* [Instructions for the task] Every line of the entries below that mentions "text" is to be copied out.
━━━ Supplied records ━━━
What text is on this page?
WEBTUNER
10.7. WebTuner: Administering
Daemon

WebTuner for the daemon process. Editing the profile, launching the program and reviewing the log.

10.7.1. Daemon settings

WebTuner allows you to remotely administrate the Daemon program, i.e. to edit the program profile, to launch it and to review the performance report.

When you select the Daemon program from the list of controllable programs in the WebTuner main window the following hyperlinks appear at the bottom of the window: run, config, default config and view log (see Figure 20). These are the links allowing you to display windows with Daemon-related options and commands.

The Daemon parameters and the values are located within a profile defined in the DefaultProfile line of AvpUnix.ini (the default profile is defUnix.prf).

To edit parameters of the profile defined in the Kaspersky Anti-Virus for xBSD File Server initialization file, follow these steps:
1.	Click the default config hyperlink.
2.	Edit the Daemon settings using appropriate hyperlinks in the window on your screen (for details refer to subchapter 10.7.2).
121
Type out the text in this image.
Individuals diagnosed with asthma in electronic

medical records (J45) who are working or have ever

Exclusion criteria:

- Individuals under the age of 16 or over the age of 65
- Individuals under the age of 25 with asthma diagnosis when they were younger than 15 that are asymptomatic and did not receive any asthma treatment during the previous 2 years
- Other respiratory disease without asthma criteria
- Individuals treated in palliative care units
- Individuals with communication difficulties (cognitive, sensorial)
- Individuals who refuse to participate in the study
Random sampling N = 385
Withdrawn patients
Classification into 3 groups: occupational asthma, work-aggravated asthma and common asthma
━━━
* [Response for this exercise]
What text is on this page?
Type out the text in this image.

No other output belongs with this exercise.